THE INPUT
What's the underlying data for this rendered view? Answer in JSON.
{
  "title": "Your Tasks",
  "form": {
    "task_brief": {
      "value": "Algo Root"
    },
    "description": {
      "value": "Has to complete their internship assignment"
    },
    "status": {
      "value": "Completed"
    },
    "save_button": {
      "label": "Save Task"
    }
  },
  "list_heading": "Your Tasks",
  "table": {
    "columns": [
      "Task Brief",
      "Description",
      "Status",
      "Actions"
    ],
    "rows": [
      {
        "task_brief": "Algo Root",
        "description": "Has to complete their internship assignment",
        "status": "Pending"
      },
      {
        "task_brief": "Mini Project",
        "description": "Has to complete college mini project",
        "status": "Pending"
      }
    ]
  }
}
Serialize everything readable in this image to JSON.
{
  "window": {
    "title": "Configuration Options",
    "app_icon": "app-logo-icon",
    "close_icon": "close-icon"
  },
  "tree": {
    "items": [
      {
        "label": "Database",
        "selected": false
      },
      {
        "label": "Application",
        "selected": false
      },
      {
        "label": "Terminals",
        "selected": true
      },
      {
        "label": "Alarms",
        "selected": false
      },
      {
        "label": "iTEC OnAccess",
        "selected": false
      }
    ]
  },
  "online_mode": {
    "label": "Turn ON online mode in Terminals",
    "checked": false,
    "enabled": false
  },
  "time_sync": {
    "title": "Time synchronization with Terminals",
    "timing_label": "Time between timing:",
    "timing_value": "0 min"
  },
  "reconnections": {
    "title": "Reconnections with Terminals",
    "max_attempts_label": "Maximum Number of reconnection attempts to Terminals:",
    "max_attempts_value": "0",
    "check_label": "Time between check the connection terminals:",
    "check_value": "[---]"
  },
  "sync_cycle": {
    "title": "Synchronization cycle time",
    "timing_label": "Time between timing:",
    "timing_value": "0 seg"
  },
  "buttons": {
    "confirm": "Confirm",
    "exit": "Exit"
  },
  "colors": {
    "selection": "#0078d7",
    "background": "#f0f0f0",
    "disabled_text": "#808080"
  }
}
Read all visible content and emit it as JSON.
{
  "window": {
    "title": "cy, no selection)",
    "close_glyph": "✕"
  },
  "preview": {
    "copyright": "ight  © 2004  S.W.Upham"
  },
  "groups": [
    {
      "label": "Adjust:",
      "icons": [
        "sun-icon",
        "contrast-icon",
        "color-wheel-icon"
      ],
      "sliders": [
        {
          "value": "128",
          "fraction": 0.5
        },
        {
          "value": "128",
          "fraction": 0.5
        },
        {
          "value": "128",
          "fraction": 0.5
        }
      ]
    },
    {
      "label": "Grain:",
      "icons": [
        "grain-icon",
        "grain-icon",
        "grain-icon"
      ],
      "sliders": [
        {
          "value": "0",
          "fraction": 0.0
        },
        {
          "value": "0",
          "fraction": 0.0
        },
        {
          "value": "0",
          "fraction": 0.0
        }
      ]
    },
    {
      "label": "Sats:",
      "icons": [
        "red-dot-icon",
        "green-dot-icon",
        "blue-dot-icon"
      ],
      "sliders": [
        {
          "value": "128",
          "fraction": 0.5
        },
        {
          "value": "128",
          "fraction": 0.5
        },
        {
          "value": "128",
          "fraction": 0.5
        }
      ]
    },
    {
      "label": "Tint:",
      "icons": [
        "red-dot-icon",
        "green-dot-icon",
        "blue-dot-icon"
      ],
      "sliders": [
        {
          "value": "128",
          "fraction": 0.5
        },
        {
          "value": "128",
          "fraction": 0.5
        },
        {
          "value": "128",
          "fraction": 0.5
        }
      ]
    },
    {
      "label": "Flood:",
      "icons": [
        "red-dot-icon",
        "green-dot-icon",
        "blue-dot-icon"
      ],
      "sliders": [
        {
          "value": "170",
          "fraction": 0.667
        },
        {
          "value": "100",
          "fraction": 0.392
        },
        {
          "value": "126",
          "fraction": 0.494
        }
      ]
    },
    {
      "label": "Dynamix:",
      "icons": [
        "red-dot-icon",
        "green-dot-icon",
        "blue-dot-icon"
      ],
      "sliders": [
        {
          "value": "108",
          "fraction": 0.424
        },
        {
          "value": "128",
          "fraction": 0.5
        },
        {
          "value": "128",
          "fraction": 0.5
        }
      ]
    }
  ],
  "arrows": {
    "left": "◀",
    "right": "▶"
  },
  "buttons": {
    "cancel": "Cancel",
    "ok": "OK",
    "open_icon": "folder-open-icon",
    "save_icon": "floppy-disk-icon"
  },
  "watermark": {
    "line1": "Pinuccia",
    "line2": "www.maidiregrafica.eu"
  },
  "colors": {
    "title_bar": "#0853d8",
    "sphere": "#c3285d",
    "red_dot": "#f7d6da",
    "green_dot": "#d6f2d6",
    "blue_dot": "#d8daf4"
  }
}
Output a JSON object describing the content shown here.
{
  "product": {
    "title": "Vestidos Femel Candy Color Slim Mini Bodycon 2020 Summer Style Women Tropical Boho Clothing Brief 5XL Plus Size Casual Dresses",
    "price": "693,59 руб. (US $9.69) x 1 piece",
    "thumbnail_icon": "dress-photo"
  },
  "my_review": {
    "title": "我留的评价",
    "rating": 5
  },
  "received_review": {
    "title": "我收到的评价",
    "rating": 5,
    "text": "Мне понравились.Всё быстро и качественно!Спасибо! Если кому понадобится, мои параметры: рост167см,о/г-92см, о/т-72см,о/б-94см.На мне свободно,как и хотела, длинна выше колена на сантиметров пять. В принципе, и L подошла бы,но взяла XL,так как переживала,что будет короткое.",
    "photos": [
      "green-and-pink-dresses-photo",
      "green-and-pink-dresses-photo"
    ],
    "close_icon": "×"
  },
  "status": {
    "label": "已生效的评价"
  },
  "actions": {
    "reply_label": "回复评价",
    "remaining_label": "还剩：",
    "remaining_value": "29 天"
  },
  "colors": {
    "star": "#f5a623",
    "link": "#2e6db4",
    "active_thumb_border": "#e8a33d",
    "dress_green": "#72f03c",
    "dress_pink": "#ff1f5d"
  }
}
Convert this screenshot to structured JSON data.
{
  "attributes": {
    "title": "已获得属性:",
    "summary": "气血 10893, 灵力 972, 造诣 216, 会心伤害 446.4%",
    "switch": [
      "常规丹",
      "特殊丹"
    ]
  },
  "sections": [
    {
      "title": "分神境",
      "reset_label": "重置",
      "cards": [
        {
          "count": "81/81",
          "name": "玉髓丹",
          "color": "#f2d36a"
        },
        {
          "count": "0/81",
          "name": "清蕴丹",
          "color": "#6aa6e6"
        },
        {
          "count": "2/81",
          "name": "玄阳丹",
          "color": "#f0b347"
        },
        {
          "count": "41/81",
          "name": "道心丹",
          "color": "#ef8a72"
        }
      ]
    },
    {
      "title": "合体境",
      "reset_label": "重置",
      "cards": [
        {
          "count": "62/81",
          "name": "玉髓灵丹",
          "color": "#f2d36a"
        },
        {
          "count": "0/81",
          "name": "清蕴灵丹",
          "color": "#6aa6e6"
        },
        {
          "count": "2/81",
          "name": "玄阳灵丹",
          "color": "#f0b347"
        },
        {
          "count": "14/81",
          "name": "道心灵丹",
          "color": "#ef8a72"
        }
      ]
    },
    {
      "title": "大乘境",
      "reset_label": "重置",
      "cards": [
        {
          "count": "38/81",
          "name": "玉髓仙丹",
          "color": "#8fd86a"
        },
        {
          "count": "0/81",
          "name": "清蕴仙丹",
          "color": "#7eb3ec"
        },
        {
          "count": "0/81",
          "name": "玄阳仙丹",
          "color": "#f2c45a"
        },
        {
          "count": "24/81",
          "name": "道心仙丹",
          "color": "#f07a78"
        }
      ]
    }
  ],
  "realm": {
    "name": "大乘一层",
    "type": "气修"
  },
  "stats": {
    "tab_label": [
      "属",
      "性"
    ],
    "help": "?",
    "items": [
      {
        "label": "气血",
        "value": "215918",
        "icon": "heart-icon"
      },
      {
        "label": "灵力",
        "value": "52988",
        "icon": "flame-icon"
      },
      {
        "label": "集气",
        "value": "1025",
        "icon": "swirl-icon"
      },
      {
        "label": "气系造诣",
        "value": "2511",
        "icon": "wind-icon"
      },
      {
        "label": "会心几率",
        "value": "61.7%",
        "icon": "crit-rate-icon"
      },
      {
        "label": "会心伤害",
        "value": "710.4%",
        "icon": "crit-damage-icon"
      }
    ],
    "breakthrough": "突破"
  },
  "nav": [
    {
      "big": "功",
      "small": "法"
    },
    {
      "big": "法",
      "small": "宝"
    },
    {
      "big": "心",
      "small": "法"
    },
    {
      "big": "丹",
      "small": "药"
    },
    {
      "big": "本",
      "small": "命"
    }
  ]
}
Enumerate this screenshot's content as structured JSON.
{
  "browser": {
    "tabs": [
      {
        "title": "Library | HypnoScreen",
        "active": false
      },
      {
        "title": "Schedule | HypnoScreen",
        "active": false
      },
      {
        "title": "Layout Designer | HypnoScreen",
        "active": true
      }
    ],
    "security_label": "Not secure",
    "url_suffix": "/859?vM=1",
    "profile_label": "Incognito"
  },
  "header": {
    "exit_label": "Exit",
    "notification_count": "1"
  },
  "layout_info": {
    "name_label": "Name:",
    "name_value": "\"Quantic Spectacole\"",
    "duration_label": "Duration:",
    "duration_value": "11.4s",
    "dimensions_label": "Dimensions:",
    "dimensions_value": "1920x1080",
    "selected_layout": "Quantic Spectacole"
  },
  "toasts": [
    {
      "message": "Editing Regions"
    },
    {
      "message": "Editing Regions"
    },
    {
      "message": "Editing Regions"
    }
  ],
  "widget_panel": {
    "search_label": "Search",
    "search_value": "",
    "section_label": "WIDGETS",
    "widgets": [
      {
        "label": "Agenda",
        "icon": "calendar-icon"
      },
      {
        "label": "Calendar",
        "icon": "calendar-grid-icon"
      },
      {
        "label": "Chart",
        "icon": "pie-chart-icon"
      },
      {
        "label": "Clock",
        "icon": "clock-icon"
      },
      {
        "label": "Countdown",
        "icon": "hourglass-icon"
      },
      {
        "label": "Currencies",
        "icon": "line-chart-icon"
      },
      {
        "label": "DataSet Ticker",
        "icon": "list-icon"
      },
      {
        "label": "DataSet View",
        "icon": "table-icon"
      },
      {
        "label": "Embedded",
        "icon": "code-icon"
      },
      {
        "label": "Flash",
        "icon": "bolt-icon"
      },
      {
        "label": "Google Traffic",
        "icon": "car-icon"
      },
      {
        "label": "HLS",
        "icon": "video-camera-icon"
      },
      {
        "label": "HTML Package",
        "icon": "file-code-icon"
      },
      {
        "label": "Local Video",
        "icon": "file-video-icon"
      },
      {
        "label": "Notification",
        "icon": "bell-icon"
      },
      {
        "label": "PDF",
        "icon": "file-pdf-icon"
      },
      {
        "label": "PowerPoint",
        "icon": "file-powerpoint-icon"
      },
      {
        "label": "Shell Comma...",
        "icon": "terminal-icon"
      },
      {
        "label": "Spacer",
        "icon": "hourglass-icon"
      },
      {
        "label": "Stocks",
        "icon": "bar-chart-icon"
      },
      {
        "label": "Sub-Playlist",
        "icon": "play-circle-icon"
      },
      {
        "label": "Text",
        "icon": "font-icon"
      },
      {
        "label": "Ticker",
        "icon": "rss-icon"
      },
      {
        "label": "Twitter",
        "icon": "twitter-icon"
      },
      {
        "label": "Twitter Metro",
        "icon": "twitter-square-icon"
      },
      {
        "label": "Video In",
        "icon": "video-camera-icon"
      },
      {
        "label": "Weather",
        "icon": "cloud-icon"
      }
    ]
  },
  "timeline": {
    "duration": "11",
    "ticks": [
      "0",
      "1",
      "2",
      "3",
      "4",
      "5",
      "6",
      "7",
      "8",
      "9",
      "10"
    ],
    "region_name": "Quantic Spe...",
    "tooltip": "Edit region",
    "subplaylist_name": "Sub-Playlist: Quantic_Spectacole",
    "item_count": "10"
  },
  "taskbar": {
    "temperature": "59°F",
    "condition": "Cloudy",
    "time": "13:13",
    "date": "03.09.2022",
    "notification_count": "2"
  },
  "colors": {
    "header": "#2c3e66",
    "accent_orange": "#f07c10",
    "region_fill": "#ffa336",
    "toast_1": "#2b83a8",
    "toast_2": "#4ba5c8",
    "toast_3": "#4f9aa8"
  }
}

AIM OF THE TASK
Using the listing above, pull out all lines that hold the word "with".

OUTPUT BELOW
    "title": "Time synchronization with Terminals",
    "title": "Reconnections with Terminals",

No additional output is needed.